§ Text shown:

Posted by CW64 on November 3, 2010

If editing is the responsibility of the writer, does that mean each writer needs to invest money into paying a professional editor? While it is a good practice to develop, you can certainly avoid the expense if you have a friend who can objectively review your manuscript. Having a second pair of eyes review your writing is always a good idea. Remember, you are too close to the writing and will have a tendency to read what you meant to type rather than what you actually typed. Another way to avoid hiring an editor is to put the piece down for a month or so and then reread it with fresh eyes. Certainly this will not work when you have a specific deadline, but if you are working on a book or short story, it will definitely work and is a good idea. In fact putting your story down for a while will also help you see any flaws in your storyline

A friend and colleague of mine, Brenda Coxe, has recently been writing a series of articles on the importance of the editor and editing in the processes of writing and submitting a manuscript for publication. The conclusion to this would seem like a no-brainer, but, believe it or not, the subject has taken on a debate. Some people actually believe that neither hiring an editor nor performing one’s own edits during the writing and submission processes is important.

Please read here and here.

§ Short task A:
Answer these questions from the post on editing:
(i) Who posted it, and on what date?
(ii) How long does it suggest setting a piece aside before rereading it?
(iii) Who has been writing a series of articles on the importance of the editor?
§ Short task B:
Transcribe the post on editing word for word, starting with "A friend and" and going on through "here and here.".

§ Box coordinate listings:

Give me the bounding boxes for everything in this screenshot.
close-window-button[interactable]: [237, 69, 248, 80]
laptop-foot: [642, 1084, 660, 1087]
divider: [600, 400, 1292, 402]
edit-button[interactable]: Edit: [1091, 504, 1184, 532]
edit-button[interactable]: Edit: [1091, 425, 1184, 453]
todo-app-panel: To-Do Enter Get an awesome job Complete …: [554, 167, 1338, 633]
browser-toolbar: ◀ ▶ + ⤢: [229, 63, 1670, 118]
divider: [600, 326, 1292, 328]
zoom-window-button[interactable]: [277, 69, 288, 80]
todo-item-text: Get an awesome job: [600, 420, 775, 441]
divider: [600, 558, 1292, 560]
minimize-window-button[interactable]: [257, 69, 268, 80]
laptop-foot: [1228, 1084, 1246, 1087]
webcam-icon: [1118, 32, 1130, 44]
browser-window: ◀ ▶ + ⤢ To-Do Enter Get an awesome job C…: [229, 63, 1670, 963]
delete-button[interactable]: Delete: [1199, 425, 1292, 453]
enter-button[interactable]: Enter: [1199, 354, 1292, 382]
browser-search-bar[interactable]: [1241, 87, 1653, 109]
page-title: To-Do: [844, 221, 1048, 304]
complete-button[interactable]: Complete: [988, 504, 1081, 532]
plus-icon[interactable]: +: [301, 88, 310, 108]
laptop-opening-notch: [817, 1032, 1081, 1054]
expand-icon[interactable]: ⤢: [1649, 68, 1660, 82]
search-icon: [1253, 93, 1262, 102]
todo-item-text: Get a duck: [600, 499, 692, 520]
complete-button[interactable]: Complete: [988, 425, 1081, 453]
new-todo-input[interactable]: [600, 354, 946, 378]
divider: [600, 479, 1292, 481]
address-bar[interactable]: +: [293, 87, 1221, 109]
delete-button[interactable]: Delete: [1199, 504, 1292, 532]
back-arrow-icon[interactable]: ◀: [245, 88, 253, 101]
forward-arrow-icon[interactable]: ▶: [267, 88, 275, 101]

§ Expected answer A:
(i) CW64, on November 3, 2010
(ii) A month or so
(iii) Brenda Coxe

§ Expected answer B:
A friend and colleague of mine, Brenda Coxe, has recently been writing a series of articles on the importance of the editor and editing in the processes of writing and submitting a manuscript for publication. The conclusion to this would seem like a no-brainer, but, believe it or not, the subject has taken on a debate. Some people actually believe that neither hiring an editor nor performing one’s own edits during the writing and submission processes is important.

Please read here and here.